* _Your goal_
Find every line in the records below that contains the word "JSON", and copy each such line.

* _Given data_
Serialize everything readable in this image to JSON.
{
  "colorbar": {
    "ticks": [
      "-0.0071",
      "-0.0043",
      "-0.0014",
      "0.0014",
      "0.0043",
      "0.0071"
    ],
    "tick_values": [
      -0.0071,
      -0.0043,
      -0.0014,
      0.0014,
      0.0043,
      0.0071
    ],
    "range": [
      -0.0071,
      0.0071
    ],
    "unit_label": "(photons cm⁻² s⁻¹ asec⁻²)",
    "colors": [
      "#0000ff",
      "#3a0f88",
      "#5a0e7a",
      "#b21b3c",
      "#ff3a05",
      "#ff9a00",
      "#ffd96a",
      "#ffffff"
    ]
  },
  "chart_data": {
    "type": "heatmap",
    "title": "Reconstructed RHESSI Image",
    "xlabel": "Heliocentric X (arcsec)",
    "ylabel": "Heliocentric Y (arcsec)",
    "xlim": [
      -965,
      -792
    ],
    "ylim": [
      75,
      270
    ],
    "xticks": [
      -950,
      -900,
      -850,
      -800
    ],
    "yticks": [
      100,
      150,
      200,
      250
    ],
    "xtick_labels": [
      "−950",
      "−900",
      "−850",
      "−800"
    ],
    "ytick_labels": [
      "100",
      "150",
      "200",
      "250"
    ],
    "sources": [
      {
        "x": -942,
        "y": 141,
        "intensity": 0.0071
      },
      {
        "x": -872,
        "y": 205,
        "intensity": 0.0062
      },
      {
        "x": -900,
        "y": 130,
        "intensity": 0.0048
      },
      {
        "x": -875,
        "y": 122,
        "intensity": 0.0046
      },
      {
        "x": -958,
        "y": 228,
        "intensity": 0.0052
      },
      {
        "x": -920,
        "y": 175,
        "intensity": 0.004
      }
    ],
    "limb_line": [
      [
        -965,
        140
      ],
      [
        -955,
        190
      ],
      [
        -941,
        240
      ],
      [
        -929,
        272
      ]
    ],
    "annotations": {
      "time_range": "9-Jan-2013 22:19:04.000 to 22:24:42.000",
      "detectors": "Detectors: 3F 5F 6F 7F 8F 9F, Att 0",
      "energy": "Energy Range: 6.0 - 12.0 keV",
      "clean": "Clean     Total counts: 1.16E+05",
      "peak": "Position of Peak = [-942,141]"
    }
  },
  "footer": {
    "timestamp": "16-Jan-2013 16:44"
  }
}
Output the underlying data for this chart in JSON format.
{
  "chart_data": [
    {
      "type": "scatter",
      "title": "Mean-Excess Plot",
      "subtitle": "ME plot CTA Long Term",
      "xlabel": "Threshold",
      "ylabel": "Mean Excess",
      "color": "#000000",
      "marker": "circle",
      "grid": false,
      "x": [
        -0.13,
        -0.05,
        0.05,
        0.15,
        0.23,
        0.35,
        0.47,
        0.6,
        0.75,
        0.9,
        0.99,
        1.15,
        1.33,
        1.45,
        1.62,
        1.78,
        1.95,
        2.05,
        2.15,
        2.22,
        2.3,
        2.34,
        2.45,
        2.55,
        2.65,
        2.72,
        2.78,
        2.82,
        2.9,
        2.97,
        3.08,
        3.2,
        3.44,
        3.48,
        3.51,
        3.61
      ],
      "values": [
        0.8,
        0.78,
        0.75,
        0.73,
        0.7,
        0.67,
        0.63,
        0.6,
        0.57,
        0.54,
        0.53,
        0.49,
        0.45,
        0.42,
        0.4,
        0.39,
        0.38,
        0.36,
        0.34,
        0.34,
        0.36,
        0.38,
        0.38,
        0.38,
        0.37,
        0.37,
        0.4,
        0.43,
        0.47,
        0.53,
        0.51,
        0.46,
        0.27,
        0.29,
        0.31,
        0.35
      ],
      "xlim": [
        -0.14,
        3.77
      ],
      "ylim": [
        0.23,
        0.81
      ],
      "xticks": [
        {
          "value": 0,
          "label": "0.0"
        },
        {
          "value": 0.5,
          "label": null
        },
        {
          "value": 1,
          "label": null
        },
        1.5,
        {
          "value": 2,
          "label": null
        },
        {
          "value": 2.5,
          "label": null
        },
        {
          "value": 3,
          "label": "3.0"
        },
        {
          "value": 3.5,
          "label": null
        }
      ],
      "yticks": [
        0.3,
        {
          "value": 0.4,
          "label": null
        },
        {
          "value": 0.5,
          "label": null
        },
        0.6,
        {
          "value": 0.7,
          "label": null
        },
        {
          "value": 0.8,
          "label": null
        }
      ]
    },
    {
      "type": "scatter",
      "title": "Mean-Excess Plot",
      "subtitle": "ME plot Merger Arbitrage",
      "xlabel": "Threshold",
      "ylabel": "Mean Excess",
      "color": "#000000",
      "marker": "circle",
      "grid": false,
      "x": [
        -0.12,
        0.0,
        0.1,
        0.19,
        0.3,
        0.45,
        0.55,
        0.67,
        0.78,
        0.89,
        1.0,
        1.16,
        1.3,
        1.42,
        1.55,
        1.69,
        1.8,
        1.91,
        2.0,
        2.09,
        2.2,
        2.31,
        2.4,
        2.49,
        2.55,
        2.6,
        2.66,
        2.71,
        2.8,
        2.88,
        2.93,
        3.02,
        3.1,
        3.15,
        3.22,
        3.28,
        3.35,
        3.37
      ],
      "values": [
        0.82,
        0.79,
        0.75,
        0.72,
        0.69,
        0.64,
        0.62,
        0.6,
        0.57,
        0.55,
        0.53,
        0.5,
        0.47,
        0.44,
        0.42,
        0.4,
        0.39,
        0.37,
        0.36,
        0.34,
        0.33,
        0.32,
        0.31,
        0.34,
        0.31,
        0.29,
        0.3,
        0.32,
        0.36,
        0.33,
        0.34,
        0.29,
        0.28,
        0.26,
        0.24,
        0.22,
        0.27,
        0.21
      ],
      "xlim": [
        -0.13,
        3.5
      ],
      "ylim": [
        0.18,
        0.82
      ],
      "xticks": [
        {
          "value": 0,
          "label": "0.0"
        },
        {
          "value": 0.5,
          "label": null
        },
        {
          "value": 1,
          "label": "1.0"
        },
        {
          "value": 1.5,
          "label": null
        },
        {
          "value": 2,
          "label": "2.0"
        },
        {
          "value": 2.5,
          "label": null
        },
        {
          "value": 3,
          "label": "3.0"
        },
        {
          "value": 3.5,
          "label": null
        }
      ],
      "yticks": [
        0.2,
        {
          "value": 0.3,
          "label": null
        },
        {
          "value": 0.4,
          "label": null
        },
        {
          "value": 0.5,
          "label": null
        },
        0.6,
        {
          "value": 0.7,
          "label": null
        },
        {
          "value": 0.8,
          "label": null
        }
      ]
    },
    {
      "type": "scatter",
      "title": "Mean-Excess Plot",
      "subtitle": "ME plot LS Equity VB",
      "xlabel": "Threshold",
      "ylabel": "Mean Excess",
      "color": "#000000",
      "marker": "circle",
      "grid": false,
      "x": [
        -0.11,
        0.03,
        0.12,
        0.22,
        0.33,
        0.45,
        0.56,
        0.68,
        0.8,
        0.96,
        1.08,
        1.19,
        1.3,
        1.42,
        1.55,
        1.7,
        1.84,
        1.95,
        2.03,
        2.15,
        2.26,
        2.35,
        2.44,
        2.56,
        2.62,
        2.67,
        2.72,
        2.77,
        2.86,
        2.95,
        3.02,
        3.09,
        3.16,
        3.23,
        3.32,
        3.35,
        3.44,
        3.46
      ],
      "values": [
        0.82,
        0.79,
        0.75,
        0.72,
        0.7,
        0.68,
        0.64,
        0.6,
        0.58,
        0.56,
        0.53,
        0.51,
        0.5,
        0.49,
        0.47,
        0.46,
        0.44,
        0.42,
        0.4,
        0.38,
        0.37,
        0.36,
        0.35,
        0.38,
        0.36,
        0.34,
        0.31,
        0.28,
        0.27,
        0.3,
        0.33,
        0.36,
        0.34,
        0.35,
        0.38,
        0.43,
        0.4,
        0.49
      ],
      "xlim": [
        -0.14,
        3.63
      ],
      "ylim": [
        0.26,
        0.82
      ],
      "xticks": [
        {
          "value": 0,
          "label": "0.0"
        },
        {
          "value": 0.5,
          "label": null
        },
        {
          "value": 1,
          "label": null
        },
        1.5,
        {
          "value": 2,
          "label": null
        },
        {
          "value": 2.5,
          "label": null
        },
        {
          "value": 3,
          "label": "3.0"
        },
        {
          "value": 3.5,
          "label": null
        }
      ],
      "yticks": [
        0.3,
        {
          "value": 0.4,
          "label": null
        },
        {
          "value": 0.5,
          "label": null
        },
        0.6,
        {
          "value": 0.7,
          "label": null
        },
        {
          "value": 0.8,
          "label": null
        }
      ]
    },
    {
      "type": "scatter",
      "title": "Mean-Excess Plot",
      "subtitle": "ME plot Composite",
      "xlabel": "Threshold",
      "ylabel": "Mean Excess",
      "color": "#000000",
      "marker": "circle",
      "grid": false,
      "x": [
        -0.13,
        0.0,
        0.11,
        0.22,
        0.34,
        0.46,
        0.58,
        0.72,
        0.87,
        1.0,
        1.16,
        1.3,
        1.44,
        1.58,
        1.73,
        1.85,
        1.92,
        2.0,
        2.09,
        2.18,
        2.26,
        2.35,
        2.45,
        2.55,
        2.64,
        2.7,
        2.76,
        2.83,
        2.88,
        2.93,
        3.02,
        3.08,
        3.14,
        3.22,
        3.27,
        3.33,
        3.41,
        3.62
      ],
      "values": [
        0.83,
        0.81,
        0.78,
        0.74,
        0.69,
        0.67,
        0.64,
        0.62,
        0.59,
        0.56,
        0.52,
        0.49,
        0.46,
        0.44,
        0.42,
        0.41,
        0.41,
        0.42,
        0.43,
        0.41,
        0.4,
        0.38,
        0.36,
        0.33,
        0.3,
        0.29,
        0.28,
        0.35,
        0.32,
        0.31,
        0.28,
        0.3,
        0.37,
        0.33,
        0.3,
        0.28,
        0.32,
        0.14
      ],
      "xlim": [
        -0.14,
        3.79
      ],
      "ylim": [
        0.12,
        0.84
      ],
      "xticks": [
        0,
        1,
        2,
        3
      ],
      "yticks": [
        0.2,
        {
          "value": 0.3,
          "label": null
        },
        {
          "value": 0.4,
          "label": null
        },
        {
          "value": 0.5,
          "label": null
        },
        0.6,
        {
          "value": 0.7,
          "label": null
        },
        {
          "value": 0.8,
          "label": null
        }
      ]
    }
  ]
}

* _Expected answer_
Serialize everything readable in this image to JSON.
Output the underlying data for this chart in JSON format.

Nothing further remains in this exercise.